Supplied material
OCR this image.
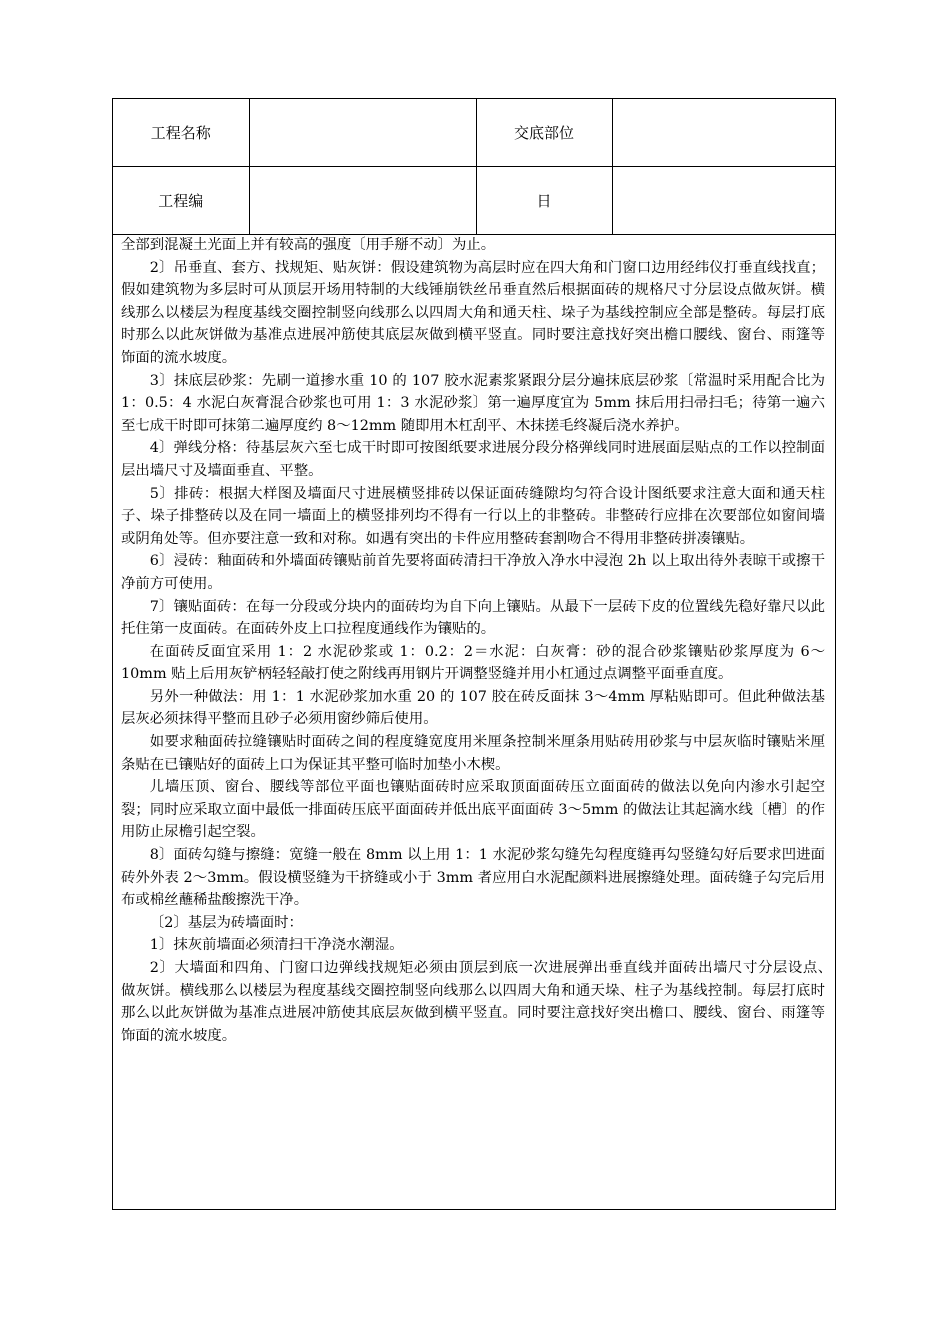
工程名称		交底部位	
工程编		日	

全部到混凝土光面上并有较高的强度〔用手掰不动〕为止。

2〕吊垂直、套方、找规矩、贴灰饼：假设建筑物为高层时应在四大角和门窗口边用经纬仪打垂直线找直；假如建筑物为多层时可从顶层开场用特制的大线锤崩铁丝吊垂直然后根据面砖的规格尺寸分层设点做灰饼。横线那么以楼层为程度基线交圈控制竖向线那么以四周大角和通天柱、垛子为基线控制应全部是整砖。每层打底时那么以此灰饼做为基准点进展冲筋使其底层灰做到横平竖直。同时要注意找好突出檐口腰线、窗台、雨篷等饰面的流水坡度。

3〕抹底层砂浆：先刷一道掺水重 10 的 107 胶水泥素浆紧跟分层分遍抹底层砂浆〔常温时采用配合比为 1：0.5：4 水泥白灰膏混合砂浆也可用 1：3 水泥砂浆〕第一遍厚度宜为 5mm 抹后用扫帚扫毛；待第一遍六至七成干时即可抹第二遍厚度约 8～12mm 随即用木杠刮平、木抹搓毛终凝后浇水养护。

4〕弹线分格：待基层灰六至七成干时即可按图纸要求进展分段分格弹线同时进展面层贴点的工作以控制面层出墙尺寸及墙面垂直、平整。

5〕排砖：根据大样图及墙面尺寸进展横竖排砖以保证面砖缝隙均匀符合设计图纸要求注意大面和通天柱子、垛子排整砖以及在同一墙面上的横竖排列均不得有一行以上的非整砖。非整砖行应排在次要部位如窗间墙或阴角处等。但亦要注意一致和对称。如遇有突出的卡件应用整砖套割吻合不得用非整砖拼凑镶贴。

6〕浸砖：釉面砖和外墙面砖镶贴前首先要将面砖清扫干净放入净水中浸泡 2h 以上取出待外表晾干或擦干净前方可使用。

7〕镶贴面砖：在每一分段或分块内的面砖均为自下向上镶贴。从最下一层砖下皮的位置线先稳好靠尺以此托住第一皮面砖。在面砖外皮上口拉程度通线作为镶贴的。

在面砖反面宜采用 1：2 水泥砂浆或 1：0.2：2＝水泥：白灰膏：砂的混合砂浆镶贴砂浆厚度为 6～10mm 贴上后用灰铲柄轻轻敲打使之附线再用钢片开调整竖缝并用小杠通过点调整平面垂直度。

另外一种做法：用 1：1 水泥砂浆加水重 20 的 107 胶在砖反面抹 3～4mm 厚粘贴即可。但此种做法基层灰必须抹得平整而且砂子必须用窗纱筛后使用。

如要求釉面砖拉缝镶贴时面砖之间的程度缝宽度用米厘条控制米厘条用贴砖用砂浆与中层灰临时镶贴米厘条贴在已镶贴好的面砖上口为保证其平整可临时加垫小木楔。

儿墙压顶、窗台、腰线等部位平面也镶贴面砖时应采取顶面面砖压立面面砖的做法以免向内渗水引起空裂；同时应采取立面中最低一排面砖压底平面面砖并低出底平面面砖 3～5mm 的做法让其起滴水线〔槽〕的作用防止尿檐引起空裂。

8〕面砖勾缝与擦缝：宽缝一般在 8mm 以上用 1：1 水泥砂浆勾缝先勾程度缝再勾竖缝勾好后要求凹进面砖外外表 2～3mm。假设横竖缝为干挤缝或小于 3mm 者应用白水泥配颜料进展擦缝处理。面砖缝子勾完后用布或棉丝蘸稀盐酸擦洗干净。

〔2〕基层为砖墙面时：

1〕抹灰前墙面必须清扫干净浇水潮湿。

2〕大墙面和四角、门窗口边弹线找规矩必须由顶层到底一次进展弹出垂直线并面砖出墙尺寸分层设点、　做灰饼。横线那么以楼层为程度基线交圈控制竖向线那么以四周大角和通天垛、柱子为基线控制。每层打底时那么以此灰饼做为基准点进展冲筋使其底层灰做到横平竖直。同时要注意找好突出檐口、腰线、窗台、雨篷等饰面的流水坡度。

To be done
Pick each line holding the word "雨篷等饰面的流水坡度" out of the data and copy it.

Solution to the exercise
2〕吊垂直、套方、找规矩、贴灰饼：假设建筑物为高层时应在四大角和门窗口边用经纬仪打垂直线找直；假如建筑物为多层时可从顶层开场用特制的大线锤崩铁丝吊垂直然后根据面砖的规格尺寸分层设点做灰饼。横线那么以楼层为程度基线交圈控制竖向线那么以四周大角和通天柱、垛子为基线控制应全部是整砖。每层打底时那么以此灰饼做为基准点进展冲筋使其底层灰做到横平竖直。同时要注意找好突出檐口腰线、窗台、雨篷等饰面的流水坡度。
2〕大墙面和四角、门窗口边弹线找规矩必须由顶层到底一次进展弹出垂直线并面砖出墙尺寸分层设点、　做灰饼。横线那么以楼层为程度基线交圈控制竖向线那么以四周大角和通天垛、柱子为基线控制。每层打底时那么以此灰饼做为基准点进展冲筋使其底层灰做到横平竖直。同时要注意找好突出檐口、腰线、窗台、雨篷等饰面的流水坡度。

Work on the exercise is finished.